Quote each record exactly, please, leaving none out.

Collected data entries:

::::

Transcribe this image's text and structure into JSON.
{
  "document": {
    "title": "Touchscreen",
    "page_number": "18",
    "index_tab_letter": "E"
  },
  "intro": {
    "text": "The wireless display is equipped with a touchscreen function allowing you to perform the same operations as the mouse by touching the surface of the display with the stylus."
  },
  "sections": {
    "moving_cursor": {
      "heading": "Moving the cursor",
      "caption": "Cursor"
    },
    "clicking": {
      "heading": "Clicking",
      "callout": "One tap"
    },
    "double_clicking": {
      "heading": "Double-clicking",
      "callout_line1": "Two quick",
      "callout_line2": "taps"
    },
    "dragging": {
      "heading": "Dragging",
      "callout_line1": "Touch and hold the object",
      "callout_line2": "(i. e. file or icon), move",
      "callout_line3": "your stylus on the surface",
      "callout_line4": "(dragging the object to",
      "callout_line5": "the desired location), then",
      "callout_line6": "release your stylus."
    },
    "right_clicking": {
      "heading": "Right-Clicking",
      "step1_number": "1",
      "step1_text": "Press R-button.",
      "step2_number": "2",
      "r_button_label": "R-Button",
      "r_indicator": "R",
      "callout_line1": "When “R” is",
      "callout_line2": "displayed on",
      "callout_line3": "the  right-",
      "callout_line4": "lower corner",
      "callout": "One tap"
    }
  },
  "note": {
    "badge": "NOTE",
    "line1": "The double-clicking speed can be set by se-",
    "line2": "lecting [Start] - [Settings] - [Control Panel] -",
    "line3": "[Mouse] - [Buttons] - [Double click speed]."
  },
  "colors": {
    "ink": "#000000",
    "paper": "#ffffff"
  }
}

::::

• **Result for this task**
Transcribe this image's text and structure into JSON.
{
  "document": {
    "title": "Touchscreen",
    "page_number": "18",
    "index_tab_letter": "E"
  },
  "intro": {
    "text": "The wireless display is equipped with a touchscreen function allowing you to perform the same operations as the mouse by touching the surface of the display with the stylus."
  },
  "sections": {
    "moving_cursor": {
      "heading": "Moving the cursor",
      "caption": "Cursor"
    },
    "clicking": {
      "heading": "Clicking",
      "callout": "One tap"
    },
    "double_clicking": {
      "heading": "Double-clicking",
      "callout_line1": "Two quick",
      "callout_line2": "taps"
    },
    "dragging": {
      "heading": "Dragging",
      "callout_line1": "Touch and hold the object",
      "callout_line2": "(i. e. file or icon), move",
      "callout_line3": "your stylus on the surface",
      "callout_line4": "(dragging the object to",
      "callout_line5": "the desired location), then",
      "callout_line6": "release your stylus."
    },
    "right_clicking": {
      "heading": "Right-Clicking",
      "step1_number": "1",
      "step1_text": "Press R-button.",
      "step2_number": "2",
      "r_button_label": "R-Button",
      "r_indicator": "R",
      "callout_line1": "When “R” is",
      "callout_line2": "displayed on",
      "callout_line3": "the  right-",
      "callout_line4": "lower corner",
      "callout": "One tap"
    }
  },
  "note": {
    "badge": "NOTE",
    "line1": "The double-clicking speed can be set by se-",
    "line2": "lecting [Start] - [Settings] - [Control Panel] -",
    "line3": "[Mouse] - [Buttons] - [Double click speed]."
  },
  "colors": {
    "ink": "#000000",
    "paper": "#ffffff"
  }
}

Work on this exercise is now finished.